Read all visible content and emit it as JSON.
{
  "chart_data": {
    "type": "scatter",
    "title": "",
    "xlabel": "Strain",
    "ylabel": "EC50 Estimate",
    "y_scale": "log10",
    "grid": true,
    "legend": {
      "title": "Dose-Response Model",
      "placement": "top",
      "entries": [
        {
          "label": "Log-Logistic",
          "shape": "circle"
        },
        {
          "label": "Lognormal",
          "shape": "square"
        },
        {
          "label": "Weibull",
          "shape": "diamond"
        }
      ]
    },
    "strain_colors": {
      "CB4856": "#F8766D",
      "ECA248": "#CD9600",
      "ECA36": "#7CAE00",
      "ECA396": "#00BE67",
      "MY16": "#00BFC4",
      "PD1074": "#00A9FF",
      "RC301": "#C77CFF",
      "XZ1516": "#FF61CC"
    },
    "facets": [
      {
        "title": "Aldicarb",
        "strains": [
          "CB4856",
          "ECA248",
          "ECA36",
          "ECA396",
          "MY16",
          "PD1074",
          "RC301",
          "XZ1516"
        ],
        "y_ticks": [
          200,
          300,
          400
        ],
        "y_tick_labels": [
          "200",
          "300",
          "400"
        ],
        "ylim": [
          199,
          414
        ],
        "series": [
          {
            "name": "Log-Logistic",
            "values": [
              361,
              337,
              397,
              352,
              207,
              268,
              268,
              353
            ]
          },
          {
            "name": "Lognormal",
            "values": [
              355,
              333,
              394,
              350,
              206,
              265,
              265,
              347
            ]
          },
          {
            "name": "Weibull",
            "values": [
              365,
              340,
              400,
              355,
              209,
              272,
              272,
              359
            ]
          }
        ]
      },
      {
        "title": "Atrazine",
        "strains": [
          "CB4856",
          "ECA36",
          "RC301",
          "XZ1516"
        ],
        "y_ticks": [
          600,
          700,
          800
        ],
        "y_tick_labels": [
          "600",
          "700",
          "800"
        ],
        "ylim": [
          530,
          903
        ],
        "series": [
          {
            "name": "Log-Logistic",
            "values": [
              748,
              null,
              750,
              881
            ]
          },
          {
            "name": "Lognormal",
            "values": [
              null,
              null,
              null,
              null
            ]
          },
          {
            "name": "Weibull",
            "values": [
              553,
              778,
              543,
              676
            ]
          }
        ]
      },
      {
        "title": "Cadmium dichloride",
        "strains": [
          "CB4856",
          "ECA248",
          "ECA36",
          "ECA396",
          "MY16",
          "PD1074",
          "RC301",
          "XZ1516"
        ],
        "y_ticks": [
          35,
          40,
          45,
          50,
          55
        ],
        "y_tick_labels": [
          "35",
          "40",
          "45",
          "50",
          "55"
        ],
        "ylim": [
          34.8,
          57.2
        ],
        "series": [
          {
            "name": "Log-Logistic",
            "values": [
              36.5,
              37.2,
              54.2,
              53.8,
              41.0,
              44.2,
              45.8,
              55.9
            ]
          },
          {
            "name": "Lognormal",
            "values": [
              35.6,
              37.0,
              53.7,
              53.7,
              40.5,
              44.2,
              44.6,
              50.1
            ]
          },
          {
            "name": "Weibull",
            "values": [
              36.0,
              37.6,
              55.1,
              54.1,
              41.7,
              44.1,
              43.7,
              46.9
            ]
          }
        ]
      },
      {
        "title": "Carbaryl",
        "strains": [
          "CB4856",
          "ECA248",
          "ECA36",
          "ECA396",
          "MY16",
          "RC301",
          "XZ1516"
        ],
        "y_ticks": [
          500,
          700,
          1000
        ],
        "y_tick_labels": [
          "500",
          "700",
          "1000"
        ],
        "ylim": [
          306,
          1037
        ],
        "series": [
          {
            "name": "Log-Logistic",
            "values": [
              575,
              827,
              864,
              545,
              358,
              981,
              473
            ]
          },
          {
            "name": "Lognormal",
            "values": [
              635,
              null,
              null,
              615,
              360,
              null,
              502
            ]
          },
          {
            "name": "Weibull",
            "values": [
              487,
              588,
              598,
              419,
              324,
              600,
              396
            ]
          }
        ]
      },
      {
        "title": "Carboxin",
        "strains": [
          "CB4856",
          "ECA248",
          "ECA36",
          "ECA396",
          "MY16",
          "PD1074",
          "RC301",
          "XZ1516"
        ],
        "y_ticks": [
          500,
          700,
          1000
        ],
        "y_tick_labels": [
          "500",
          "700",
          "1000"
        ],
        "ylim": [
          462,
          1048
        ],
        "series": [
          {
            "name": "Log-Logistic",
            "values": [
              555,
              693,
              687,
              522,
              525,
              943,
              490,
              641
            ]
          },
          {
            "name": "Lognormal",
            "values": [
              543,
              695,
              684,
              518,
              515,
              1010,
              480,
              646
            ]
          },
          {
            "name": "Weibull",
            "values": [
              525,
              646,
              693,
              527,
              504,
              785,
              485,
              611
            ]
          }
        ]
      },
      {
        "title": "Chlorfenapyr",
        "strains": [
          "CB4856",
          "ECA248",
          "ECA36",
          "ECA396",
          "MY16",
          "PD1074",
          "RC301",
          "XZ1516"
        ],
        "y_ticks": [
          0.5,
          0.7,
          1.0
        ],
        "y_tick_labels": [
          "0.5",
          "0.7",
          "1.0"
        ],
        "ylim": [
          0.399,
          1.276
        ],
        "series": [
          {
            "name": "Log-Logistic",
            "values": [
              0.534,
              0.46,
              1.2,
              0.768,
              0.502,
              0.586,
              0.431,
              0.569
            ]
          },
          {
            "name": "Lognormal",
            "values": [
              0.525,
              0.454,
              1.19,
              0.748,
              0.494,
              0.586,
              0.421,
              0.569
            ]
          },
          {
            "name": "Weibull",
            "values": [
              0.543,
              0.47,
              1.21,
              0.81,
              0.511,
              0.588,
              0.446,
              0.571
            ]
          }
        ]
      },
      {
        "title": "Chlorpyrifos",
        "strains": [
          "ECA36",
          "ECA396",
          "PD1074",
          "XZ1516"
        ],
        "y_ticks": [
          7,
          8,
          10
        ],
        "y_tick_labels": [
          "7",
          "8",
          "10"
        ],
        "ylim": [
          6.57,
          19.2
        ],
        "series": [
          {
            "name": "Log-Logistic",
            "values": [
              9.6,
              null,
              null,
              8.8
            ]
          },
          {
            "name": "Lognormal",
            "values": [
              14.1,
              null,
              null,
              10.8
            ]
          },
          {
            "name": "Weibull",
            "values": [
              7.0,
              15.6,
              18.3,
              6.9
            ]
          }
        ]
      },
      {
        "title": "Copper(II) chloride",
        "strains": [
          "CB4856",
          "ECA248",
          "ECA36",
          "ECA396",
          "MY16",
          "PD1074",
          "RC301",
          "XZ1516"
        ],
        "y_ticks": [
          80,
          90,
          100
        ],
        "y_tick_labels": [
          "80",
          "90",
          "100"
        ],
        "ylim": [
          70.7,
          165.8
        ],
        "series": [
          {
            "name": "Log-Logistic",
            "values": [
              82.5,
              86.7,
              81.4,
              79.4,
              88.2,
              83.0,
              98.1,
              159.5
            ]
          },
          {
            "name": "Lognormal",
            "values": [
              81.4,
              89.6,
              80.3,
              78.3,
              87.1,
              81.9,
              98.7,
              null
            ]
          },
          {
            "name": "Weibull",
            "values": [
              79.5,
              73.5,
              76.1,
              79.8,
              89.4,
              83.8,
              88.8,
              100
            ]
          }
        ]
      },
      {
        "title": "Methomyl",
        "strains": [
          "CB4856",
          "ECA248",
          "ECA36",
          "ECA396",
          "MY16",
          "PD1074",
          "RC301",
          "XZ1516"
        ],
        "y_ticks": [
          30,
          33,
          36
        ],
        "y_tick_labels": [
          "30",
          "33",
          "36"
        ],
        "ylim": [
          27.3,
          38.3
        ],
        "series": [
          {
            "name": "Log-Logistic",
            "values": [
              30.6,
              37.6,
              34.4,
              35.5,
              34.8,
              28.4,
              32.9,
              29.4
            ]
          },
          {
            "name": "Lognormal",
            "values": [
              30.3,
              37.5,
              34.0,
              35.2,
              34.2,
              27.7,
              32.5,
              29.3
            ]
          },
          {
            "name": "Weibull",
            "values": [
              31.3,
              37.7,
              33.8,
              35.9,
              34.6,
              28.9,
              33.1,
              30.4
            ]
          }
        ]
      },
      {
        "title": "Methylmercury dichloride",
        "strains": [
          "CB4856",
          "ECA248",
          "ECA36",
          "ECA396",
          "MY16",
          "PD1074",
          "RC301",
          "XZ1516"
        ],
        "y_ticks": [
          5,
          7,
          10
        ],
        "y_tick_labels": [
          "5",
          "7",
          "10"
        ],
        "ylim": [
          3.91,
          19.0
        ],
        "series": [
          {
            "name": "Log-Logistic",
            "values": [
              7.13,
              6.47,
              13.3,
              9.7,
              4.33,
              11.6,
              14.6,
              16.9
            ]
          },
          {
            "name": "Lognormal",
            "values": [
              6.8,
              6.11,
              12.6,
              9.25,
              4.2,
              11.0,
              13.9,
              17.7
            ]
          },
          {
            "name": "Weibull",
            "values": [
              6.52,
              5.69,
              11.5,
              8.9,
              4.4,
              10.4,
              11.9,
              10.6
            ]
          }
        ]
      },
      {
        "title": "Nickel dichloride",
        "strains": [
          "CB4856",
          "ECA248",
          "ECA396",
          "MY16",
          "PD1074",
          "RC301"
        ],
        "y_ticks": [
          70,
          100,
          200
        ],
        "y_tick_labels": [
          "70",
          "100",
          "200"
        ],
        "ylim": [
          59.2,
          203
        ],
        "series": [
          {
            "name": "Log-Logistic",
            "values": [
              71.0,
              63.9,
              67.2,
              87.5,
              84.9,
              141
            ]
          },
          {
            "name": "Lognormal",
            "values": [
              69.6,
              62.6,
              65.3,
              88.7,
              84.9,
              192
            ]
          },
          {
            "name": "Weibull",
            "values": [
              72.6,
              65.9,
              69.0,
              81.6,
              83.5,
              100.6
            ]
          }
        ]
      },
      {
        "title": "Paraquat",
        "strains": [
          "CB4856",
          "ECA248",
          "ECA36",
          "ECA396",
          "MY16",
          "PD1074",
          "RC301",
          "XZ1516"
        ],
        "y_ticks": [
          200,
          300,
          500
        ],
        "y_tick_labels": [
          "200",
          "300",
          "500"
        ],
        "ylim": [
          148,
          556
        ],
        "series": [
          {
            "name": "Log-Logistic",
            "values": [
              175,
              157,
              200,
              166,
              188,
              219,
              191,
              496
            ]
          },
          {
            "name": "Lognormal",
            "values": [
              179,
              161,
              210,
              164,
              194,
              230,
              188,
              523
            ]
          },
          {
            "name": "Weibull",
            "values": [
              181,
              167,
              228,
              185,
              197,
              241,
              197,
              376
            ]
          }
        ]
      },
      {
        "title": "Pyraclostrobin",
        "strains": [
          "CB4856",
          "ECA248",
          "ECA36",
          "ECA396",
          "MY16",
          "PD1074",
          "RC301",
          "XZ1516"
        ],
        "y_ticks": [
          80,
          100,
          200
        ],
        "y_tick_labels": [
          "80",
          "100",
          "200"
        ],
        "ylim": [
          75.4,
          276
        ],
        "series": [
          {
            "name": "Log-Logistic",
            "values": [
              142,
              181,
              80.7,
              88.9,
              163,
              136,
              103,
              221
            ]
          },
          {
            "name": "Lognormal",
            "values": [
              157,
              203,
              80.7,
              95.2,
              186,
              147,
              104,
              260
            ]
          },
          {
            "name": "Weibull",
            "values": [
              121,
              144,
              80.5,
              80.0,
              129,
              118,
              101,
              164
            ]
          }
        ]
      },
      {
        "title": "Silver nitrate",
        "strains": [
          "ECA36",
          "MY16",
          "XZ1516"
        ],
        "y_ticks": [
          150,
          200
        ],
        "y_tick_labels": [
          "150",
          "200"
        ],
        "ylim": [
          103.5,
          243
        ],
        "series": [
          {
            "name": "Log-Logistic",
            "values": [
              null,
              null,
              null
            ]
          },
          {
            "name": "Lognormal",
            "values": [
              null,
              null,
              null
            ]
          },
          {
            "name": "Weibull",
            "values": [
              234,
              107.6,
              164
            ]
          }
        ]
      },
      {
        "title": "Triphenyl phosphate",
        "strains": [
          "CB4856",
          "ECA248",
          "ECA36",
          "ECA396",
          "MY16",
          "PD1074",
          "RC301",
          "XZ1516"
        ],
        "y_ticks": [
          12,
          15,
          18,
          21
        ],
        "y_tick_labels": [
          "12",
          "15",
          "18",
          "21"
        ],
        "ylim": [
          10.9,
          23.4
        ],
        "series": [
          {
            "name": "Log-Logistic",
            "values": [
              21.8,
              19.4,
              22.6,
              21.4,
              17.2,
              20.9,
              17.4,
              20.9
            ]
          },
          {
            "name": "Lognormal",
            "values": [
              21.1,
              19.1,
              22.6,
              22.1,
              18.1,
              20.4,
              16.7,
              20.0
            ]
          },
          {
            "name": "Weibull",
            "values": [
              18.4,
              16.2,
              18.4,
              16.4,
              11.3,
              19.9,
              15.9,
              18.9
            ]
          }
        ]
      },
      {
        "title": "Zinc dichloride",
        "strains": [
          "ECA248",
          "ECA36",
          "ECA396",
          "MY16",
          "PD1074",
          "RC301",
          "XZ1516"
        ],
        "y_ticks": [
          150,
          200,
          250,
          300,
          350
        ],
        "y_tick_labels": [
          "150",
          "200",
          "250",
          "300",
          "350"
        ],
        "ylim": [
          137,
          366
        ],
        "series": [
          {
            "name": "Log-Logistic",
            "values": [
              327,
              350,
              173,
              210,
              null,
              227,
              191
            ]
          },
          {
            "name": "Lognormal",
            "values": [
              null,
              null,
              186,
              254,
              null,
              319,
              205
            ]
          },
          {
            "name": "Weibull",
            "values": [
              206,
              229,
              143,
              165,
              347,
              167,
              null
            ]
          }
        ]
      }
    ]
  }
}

◆ Exercise goal:
From the listing above, collect each line in which the string "shape" appears.

◆ The response:
          "shape": "circle"
          "shape": "square"
          "shape": "diamond"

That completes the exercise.